Collection entries
■ ■ ■ ■ ■ ■ ■

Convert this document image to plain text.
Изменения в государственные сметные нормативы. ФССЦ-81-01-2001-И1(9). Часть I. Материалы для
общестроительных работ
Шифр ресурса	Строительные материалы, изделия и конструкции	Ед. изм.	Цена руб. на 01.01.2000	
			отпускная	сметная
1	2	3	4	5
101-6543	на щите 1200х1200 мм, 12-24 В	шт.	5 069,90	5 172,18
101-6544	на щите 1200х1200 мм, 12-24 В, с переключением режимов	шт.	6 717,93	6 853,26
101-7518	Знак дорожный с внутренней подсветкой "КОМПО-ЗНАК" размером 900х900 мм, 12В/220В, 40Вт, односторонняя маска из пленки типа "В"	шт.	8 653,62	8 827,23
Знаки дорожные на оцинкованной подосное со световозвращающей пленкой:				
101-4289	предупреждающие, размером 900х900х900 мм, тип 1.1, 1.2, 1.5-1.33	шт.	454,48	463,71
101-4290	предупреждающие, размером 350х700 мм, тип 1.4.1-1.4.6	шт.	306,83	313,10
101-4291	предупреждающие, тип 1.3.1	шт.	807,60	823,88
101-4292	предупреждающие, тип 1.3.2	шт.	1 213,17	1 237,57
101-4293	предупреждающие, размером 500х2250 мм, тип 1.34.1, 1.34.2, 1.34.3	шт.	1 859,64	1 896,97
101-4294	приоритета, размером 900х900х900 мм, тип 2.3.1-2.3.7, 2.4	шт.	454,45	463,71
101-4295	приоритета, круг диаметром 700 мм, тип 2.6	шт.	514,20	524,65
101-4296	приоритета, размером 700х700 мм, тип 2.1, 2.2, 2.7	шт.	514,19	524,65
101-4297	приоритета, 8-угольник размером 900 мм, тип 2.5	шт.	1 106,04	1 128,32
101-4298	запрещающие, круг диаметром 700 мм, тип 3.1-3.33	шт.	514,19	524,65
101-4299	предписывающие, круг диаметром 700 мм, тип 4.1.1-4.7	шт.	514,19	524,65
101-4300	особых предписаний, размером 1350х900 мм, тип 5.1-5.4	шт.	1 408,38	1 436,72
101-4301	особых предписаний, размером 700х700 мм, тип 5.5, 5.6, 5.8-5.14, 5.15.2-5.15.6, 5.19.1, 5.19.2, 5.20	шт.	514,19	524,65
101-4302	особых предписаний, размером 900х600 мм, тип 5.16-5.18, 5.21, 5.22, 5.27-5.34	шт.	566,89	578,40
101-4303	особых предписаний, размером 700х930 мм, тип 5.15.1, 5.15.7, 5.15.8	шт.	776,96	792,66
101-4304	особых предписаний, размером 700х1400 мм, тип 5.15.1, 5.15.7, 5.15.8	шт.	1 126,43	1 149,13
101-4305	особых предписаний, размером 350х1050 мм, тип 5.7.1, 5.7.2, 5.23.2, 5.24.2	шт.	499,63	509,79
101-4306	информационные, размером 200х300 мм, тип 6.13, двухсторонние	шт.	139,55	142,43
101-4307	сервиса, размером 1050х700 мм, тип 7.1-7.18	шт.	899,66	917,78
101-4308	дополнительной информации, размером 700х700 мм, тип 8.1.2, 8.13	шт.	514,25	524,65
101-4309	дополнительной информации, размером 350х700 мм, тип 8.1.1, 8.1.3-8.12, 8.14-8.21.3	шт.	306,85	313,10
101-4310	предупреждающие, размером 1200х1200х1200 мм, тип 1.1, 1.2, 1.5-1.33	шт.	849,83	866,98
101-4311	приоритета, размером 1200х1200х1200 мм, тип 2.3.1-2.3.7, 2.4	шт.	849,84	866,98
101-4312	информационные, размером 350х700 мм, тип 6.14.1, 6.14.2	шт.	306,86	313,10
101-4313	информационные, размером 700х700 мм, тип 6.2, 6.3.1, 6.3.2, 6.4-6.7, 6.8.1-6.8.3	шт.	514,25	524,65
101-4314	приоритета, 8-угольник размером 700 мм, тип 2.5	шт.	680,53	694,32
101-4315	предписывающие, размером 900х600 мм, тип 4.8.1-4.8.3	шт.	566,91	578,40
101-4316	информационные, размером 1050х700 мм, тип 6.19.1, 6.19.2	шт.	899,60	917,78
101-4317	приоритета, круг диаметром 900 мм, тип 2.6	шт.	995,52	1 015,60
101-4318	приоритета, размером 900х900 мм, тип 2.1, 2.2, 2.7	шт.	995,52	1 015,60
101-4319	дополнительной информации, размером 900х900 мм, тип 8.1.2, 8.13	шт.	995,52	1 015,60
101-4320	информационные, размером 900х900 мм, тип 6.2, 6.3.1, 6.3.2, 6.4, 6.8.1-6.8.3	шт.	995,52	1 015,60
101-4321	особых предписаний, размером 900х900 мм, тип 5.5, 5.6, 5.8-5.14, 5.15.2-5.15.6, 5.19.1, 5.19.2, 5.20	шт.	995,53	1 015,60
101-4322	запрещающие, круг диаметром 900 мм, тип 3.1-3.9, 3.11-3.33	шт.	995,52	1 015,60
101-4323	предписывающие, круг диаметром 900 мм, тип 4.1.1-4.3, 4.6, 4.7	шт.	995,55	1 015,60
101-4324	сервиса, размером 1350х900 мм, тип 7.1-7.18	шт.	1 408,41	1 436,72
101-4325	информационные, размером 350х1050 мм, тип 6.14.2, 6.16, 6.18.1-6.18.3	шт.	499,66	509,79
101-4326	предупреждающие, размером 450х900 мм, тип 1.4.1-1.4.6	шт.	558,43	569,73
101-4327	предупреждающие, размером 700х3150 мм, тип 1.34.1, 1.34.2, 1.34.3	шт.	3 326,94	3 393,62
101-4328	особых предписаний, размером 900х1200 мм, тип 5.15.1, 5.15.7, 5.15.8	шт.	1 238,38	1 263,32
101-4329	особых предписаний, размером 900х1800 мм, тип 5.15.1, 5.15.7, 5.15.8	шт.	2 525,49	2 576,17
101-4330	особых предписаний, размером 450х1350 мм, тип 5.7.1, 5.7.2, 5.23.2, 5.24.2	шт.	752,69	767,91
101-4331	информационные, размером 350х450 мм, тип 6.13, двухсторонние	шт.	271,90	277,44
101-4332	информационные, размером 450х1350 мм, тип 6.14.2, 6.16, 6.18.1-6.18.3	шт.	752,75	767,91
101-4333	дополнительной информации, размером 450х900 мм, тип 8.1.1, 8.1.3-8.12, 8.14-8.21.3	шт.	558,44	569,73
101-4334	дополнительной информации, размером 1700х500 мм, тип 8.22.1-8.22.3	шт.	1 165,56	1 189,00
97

■ ■ ■ ■ ■ ■ ■

» **WRITTEN EXERCISE**: From the listing above, find the number of lines with the word "угольник" in them. Answer with the number only.

» **CORRECT ANSWER**: 2